BRIEF>
Extract every line below, verbatim.

===== SUPPLIED MATERIAL

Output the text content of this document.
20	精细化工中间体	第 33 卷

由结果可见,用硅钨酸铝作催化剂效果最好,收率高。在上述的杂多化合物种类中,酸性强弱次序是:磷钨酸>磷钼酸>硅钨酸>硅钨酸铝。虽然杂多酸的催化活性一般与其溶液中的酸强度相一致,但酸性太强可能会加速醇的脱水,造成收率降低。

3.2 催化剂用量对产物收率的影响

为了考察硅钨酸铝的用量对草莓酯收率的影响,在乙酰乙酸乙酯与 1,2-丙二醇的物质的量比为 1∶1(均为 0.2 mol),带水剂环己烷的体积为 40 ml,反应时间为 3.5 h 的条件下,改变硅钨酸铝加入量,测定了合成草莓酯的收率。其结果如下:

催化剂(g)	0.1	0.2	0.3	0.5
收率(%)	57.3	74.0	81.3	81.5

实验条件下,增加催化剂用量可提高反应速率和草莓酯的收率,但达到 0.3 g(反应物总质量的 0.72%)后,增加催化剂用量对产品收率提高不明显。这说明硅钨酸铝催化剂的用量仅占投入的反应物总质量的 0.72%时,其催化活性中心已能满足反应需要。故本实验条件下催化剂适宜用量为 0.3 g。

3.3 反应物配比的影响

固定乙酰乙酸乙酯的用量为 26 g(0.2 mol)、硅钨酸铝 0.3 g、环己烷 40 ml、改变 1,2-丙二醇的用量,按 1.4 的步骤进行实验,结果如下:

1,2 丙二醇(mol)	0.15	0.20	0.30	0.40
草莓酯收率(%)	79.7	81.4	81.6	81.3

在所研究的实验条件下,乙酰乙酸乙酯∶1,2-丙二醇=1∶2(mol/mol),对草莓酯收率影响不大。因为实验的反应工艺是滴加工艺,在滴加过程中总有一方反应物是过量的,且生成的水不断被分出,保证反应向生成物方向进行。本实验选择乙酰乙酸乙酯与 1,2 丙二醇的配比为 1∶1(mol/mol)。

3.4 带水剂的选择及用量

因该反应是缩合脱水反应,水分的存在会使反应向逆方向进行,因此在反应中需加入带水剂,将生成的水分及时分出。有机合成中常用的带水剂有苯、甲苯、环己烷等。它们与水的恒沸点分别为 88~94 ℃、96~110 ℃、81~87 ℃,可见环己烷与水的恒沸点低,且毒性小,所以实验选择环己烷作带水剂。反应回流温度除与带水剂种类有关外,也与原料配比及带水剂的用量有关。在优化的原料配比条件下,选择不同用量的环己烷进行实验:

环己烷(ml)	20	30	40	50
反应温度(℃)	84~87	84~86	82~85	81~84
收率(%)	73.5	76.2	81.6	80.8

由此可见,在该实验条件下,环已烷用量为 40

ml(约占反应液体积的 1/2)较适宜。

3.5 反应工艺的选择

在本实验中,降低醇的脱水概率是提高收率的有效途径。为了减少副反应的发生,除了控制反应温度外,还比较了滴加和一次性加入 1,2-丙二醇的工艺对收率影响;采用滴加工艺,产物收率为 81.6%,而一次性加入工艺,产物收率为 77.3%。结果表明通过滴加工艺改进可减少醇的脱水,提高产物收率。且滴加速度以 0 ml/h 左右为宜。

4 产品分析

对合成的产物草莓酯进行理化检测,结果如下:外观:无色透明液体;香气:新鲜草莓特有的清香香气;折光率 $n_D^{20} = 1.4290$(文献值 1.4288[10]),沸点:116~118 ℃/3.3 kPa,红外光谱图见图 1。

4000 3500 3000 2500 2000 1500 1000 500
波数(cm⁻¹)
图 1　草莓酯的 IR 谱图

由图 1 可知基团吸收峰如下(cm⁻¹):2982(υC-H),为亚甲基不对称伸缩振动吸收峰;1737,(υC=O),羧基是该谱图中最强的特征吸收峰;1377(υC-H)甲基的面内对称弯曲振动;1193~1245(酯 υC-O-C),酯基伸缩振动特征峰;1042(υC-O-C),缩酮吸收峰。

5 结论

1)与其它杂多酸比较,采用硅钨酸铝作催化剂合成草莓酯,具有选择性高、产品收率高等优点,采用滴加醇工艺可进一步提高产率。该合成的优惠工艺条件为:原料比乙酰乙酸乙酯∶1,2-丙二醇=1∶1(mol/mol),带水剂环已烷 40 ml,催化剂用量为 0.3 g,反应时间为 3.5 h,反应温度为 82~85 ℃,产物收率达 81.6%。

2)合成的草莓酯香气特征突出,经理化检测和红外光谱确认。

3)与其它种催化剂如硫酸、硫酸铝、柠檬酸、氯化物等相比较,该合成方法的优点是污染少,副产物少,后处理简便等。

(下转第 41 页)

==========

TASK RESULT>
Output the text content of this document.
20	精细化工中间体	第 33 卷

由结果可见,用硅钨酸铝作催化剂效果最好,收率高。在上述的杂多化合物种类中,酸性强弱次序是:磷钨酸>磷钼酸>硅钨酸>硅钨酸铝。虽然杂多酸的催化活性一般与其溶液中的酸强度相一致,但酸性太强可能会加速醇的脱水,造成收率降低。

3.2 催化剂用量对产物收率的影响

为了考察硅钨酸铝的用量对草莓酯收率的影响,在乙酰乙酸乙酯与 1,2-丙二醇的物质的量比为 1∶1(均为 0.2 mol),带水剂环己烷的体积为 40 ml,反应时间为 3.5 h 的条件下,改变硅钨酸铝加入量,测定了合成草莓酯的收率。其结果如下:

催化剂(g)	0.1	0.2	0.3	0.5
收率(%)	57.3	74.0	81.3	81.5

实验条件下,增加催化剂用量可提高反应速率和草莓酯的收率,但达到 0.3 g(反应物总质量的 0.72%)后,增加催化剂用量对产品收率提高不明显。这说明硅钨酸铝催化剂的用量仅占投入的反应物总质量的 0.72%时,其催化活性中心已能满足反应需要。故本实验条件下催化剂适宜用量为 0.3 g。

3.3 反应物配比的影响

固定乙酰乙酸乙酯的用量为 26 g(0.2 mol)、硅钨酸铝 0.3 g、环己烷 40 ml、改变 1,2-丙二醇的用量,按 1.4 的步骤进行实验,结果如下:

1,2 丙二醇(mol)	0.15	0.20	0.30	0.40
草莓酯收率(%)	79.7	81.4	81.6	81.3

在所研究的实验条件下,乙酰乙酸乙酯∶1,2-丙二醇=1∶2(mol/mol),对草莓酯收率影响不大。因为实验的反应工艺是滴加工艺,在滴加过程中总有一方反应物是过量的,且生成的水不断被分出,保证反应向生成物方向进行。本实验选择乙酰乙酸乙酯与 1,2 丙二醇的配比为 1∶1(mol/mol)。

3.4 带水剂的选择及用量

因该反应是缩合脱水反应,水分的存在会使反应向逆方向进行,因此在反应中需加入带水剂,将生成的水分及时分出。有机合成中常用的带水剂有苯、甲苯、环己烷等。它们与水的恒沸点分别为 88~94 ℃、96~110 ℃、81~87 ℃,可见环己烷与水的恒沸点低,且毒性小,所以实验选择环己烷作带水剂。反应回流温度除与带水剂种类有关外,也与原料配比及带水剂的用量有关。在优化的原料配比条件下,选择不同用量的环己烷进行实验:

环己烷(ml)	20	30	40	50
反应温度(℃)	84~87	84~86	82~85	81~84
收率(%)	73.5	76.2	81.6	80.8

由此可见,在该实验条件下,环已烷用量为 40

ml(约占反应液体积的 1/2)较适宜。

3.5 反应工艺的选择

在本实验中,降低醇的脱水概率是提高收率的有效途径。为了减少副反应的发生,除了控制反应温度外,还比较了滴加和一次性加入 1,2-丙二醇的工艺对收率影响;采用滴加工艺,产物收率为 81.6%,而一次性加入工艺,产物收率为 77.3%。结果表明通过滴加工艺改进可减少醇的脱水,提高产物收率。且滴加速度以 0 ml/h 左右为宜。

4 产品分析

对合成的产物草莓酯进行理化检测,结果如下:外观:无色透明液体;香气:新鲜草莓特有的清香香气;折光率 $n_D^{20} = 1.4290$(文献值 1.4288[10]),沸点:116~118 ℃/3.3 kPa,红外光谱图见图 1。

4000 3500 3000 2500 2000 1500 1000 500
波数(cm⁻¹)
图 1　草莓酯的 IR 谱图

由图 1 可知基团吸收峰如下(cm⁻¹):2982(υC-H),为亚甲基不对称伸缩振动吸收峰;1737,(υC=O),羧基是该谱图中最强的特征吸收峰;1377(υC-H)甲基的面内对称弯曲振动;1193~1245(酯 υC-O-C),酯基伸缩振动特征峰;1042(υC-O-C),缩酮吸收峰。

5 结论

1)与其它杂多酸比较,采用硅钨酸铝作催化剂合成草莓酯,具有选择性高、产品收率高等优点,采用滴加醇工艺可进一步提高产率。该合成的优惠工艺条件为:原料比乙酰乙酸乙酯∶1,2-丙二醇=1∶1(mol/mol),带水剂环已烷 40 ml,催化剂用量为 0.3 g,反应时间为 3.5 h,反应温度为 82~85 ℃,产物收率达 81.6%。

2)合成的草莓酯香气特征突出,经理化检测和红外光谱确认。

3)与其它种催化剂如硫酸、硫酸铝、柠檬酸、氯化物等相比较,该合成方法的优点是污染少,副产物少,后处理简便等。

(下转第 41 页)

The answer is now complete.